### Exercise
Only the number is wanted: how many lines hold the word "image"?

# Start of Stored rows

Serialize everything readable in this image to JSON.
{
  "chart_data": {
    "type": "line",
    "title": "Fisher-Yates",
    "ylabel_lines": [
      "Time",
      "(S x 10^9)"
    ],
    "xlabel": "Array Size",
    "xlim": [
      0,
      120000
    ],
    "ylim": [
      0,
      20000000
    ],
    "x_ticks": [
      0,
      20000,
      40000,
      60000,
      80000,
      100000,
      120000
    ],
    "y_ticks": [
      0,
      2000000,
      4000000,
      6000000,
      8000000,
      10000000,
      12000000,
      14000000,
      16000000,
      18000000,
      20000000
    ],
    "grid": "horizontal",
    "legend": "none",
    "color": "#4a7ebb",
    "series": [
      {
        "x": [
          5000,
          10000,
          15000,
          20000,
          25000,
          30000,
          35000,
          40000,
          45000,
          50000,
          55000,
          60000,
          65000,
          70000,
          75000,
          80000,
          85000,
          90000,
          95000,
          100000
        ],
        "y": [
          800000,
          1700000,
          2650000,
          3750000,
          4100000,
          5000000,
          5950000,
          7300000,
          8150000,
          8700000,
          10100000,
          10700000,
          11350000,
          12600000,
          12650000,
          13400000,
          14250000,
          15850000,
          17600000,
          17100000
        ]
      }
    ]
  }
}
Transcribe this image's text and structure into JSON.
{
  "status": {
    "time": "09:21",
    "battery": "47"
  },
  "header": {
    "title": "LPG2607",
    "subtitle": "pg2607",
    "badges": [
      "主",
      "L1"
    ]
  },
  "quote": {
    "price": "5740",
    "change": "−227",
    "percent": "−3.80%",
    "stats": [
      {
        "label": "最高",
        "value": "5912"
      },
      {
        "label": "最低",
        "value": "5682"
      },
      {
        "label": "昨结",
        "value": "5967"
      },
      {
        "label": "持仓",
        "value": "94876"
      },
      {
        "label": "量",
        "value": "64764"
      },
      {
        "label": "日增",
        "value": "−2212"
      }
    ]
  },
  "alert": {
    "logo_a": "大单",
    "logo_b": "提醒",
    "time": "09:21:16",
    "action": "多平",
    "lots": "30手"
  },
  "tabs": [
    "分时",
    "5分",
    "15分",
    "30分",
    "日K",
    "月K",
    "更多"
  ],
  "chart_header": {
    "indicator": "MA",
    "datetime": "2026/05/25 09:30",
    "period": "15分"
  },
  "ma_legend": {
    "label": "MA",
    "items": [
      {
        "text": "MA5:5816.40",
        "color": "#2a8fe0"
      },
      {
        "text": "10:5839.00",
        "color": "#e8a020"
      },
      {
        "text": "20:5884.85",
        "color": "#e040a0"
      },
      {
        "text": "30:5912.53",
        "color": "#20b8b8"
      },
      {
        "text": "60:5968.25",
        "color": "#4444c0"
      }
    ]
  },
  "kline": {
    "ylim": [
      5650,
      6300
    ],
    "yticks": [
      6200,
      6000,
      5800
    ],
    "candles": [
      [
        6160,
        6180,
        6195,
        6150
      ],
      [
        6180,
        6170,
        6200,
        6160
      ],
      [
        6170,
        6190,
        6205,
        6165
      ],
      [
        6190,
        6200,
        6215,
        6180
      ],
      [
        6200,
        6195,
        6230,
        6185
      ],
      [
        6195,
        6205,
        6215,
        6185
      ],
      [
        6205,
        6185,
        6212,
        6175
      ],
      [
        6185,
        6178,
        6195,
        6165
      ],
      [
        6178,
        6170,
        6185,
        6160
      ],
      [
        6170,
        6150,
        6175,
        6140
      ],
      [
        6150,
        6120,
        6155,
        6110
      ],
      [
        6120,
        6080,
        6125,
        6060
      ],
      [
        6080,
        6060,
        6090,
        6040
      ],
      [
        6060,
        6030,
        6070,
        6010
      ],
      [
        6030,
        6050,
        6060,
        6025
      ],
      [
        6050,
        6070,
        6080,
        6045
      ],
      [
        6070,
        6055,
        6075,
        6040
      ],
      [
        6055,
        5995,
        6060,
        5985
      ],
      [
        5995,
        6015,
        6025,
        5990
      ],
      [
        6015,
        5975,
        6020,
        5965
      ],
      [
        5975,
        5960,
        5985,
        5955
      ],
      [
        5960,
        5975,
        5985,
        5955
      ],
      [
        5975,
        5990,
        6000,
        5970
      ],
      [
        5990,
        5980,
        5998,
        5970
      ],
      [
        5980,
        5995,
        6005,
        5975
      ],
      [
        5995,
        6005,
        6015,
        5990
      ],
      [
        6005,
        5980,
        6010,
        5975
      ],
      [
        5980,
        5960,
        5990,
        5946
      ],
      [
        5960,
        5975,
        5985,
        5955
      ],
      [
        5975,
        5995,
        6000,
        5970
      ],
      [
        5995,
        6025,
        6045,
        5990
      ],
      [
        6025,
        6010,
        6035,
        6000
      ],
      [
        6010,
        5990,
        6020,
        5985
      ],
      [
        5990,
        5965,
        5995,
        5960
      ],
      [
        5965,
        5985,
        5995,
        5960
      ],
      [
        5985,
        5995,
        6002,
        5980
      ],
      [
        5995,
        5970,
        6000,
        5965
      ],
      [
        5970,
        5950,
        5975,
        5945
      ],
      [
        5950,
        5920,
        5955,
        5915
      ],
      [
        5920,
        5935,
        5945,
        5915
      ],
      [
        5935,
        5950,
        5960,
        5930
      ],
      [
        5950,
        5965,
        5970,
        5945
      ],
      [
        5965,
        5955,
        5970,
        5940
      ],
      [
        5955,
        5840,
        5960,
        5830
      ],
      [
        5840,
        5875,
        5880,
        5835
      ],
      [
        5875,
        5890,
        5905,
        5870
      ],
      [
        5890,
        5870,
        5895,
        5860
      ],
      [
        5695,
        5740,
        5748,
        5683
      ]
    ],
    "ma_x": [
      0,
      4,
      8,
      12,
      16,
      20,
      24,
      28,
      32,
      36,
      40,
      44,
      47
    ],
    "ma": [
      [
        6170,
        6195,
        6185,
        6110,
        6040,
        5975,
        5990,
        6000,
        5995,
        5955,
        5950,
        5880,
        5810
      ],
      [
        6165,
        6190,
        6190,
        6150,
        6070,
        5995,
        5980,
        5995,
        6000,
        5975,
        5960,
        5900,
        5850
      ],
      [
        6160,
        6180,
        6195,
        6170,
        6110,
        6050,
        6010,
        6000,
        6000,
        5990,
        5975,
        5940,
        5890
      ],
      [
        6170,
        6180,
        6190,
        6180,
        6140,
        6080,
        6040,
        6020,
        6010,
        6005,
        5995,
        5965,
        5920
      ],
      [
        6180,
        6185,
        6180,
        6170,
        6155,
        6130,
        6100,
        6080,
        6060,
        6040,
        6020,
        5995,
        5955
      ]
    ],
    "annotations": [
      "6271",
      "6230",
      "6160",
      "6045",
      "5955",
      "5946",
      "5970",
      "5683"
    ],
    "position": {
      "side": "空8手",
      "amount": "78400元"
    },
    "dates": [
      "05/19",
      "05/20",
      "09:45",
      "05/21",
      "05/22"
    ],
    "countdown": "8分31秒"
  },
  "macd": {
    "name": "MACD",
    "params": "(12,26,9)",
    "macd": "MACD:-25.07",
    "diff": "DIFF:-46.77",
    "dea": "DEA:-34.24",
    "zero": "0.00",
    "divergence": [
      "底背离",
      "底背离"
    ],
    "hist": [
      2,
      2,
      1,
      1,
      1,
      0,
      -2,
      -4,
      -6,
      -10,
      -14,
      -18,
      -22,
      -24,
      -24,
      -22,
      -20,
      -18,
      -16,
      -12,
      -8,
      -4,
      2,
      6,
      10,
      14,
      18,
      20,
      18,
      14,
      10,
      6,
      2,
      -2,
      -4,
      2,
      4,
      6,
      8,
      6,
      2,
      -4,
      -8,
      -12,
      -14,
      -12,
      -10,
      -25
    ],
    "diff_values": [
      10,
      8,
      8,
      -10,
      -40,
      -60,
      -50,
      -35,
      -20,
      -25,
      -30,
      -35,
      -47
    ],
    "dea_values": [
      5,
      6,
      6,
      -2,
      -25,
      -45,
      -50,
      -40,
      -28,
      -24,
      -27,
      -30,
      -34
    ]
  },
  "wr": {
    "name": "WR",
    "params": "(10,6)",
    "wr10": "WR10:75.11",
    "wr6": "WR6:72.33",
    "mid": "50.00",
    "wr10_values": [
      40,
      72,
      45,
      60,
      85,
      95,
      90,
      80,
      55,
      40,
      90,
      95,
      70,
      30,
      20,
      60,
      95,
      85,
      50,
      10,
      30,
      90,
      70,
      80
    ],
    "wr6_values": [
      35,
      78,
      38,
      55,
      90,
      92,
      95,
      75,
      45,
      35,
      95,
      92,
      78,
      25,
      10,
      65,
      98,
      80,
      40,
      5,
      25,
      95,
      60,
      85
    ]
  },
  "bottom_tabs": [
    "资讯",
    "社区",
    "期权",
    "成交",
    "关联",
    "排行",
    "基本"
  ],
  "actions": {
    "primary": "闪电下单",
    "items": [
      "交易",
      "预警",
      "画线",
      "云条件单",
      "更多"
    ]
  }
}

# End of Stored rows

### Task result
2